Exercise objective:
Transcribe the records below exactly.

Task material: Begin

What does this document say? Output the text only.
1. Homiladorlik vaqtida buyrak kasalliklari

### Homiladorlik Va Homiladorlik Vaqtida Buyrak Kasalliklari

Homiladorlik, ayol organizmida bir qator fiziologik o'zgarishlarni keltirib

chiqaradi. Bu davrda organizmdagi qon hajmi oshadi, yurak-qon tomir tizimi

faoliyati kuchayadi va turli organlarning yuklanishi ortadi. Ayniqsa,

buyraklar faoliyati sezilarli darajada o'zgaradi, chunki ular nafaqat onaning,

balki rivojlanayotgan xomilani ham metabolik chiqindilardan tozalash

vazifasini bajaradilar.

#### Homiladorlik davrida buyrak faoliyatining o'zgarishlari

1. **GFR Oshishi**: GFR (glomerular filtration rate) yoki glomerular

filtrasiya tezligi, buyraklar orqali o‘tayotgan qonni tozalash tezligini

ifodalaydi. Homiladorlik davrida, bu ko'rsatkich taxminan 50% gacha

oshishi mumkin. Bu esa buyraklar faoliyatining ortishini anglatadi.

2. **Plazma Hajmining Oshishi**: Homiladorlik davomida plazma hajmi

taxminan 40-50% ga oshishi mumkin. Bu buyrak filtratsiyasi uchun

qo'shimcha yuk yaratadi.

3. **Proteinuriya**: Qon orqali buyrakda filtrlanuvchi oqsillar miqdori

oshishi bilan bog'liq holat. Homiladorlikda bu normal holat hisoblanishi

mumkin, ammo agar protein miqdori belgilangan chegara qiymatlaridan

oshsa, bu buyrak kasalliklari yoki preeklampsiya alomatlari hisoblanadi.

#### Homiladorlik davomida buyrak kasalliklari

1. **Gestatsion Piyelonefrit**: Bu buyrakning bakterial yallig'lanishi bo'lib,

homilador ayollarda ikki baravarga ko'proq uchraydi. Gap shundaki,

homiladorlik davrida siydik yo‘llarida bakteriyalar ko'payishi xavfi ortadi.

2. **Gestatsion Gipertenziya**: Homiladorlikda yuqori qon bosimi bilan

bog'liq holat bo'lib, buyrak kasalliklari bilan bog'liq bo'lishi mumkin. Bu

Task material: End

Result of the exercise:
What does this document say? Output the text only.
1. Homiladorlik vaqtida buyrak kasalliklari

### Homiladorlik Va Homiladorlik Vaqtida Buyrak Kasalliklari

Homiladorlik, ayol organizmida bir qator fiziologik o'zgarishlarni keltirib

chiqaradi. Bu davrda organizmdagi qon hajmi oshadi, yurak-qon tomir tizimi

faoliyati kuchayadi va turli organlarning yuklanishi ortadi. Ayniqsa,

buyraklar faoliyati sezilarli darajada o'zgaradi, chunki ular nafaqat onaning,

balki rivojlanayotgan xomilani ham metabolik chiqindilardan tozalash

vazifasini bajaradilar.

#### Homiladorlik davrida buyrak faoliyatining o'zgarishlari

1. **GFR Oshishi**: GFR (glomerular filtration rate) yoki glomerular

filtrasiya tezligi, buyraklar orqali o‘tayotgan qonni tozalash tezligini

ifodalaydi. Homiladorlik davrida, bu ko'rsatkich taxminan 50% gacha

oshishi mumkin. Bu esa buyraklar faoliyatining ortishini anglatadi.

2. **Plazma Hajmining Oshishi**: Homiladorlik davomida plazma hajmi

taxminan 40-50% ga oshishi mumkin. Bu buyrak filtratsiyasi uchun

qo'shimcha yuk yaratadi.

3. **Proteinuriya**: Qon orqali buyrakda filtrlanuvchi oqsillar miqdori

oshishi bilan bog'liq holat. Homiladorlikda bu normal holat hisoblanishi

mumkin, ammo agar protein miqdori belgilangan chegara qiymatlaridan

oshsa, bu buyrak kasalliklari yoki preeklampsiya alomatlari hisoblanadi.

#### Homiladorlik davomida buyrak kasalliklari

1. **Gestatsion Piyelonefrit**: Bu buyrakning bakterial yallig'lanishi bo'lib,

homilador ayollarda ikki baravarga ko'proq uchraydi. Gap shundaki,

homiladorlik davrida siydik yo‘llarida bakteriyalar ko'payishi xavfi ortadi.

2. **Gestatsion Gipertenziya**: Homiladorlikda yuqori qon bosimi bilan

bog'liq holat bo'lib, buyrak kasalliklari bilan bog'liq bo'lishi mumkin. Bu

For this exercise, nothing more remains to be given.